Becker donne l’exemple de membres de syndicats qui se sont retrouvés en porte-à-faux avec leurs représentants syndicaux et avec les principaux partis politiques. « Les membres de la base faisaient campagne, au niveau local, pour la remunicipalisation à Hambourg, » dit-il.

Nous avons demandé à Paillard quelles inquiétudes pourraient surgir face aux coopératives et à l’énergie locale qui gagnent en importance au Royaume-Uni. Elle répond :

« Nous devons nous assurer de bonnes conditions d’emploi ; il est hors de question de faire du bénéfice sur le dos de travailleurs payés au salaire minimum, avec des contrats zéro heure, privés de leurs droits du travail ».

En revanche, le plan travailliste de Community Wealth Building (restructuration des richesses au niveau local) s’était rallié les syndicats dès le départ. Becker estime que c’est indispensable : « Stratégiquement, il est impératif de faire participer les syndicats. […] La contradiction réside dans le fait que du point de vue idéologique, normalement les syndicats sont en faveur de la remunicipalisation puisque les services publics se doivent d’être accessibles, mais leur intérêt institutionnel est de protéger les travailleurs et leurs intérêts. De ce fait, au moment [de la transition] ils craignent de porter atteinte aux intérêts des travailleurs. »

EXTRAIT SOURCE>

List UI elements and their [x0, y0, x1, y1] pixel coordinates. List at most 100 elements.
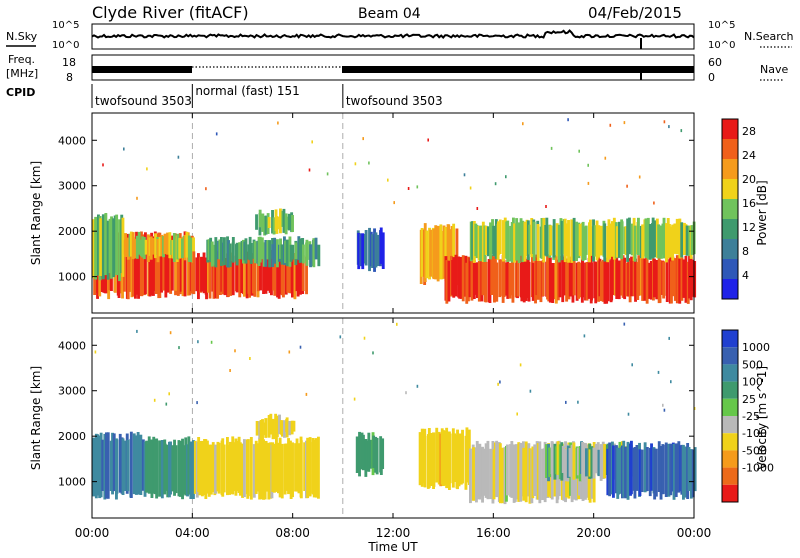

CONSIGNE> Résumez en deux phrases le texte sur les syndicats et la remunicipalisation.

CORRIGÉ> Becker évoque des syndiqués qui, en désaccord avec leurs représentants et avec les grands partis, faisaient campagne localement pour la remunicipalisation à Hambourg, tandis que Paillard exige que l'essor des coopératives et de l'énergie locale au Royaume-Uni ne se fasse pas au détriment des conditions d'emploi. Le plan travailliste de Community Wealth Building a rallié les syndicats dès le départ, ce que Becker juge indispensable : ces derniers sont en principe favorables à la remunicipalisation, mais leur intérêt institutionnel est de protéger les travailleurs, si bien qu'ils craignent de nuire à leurs intérêts au moment de la transition.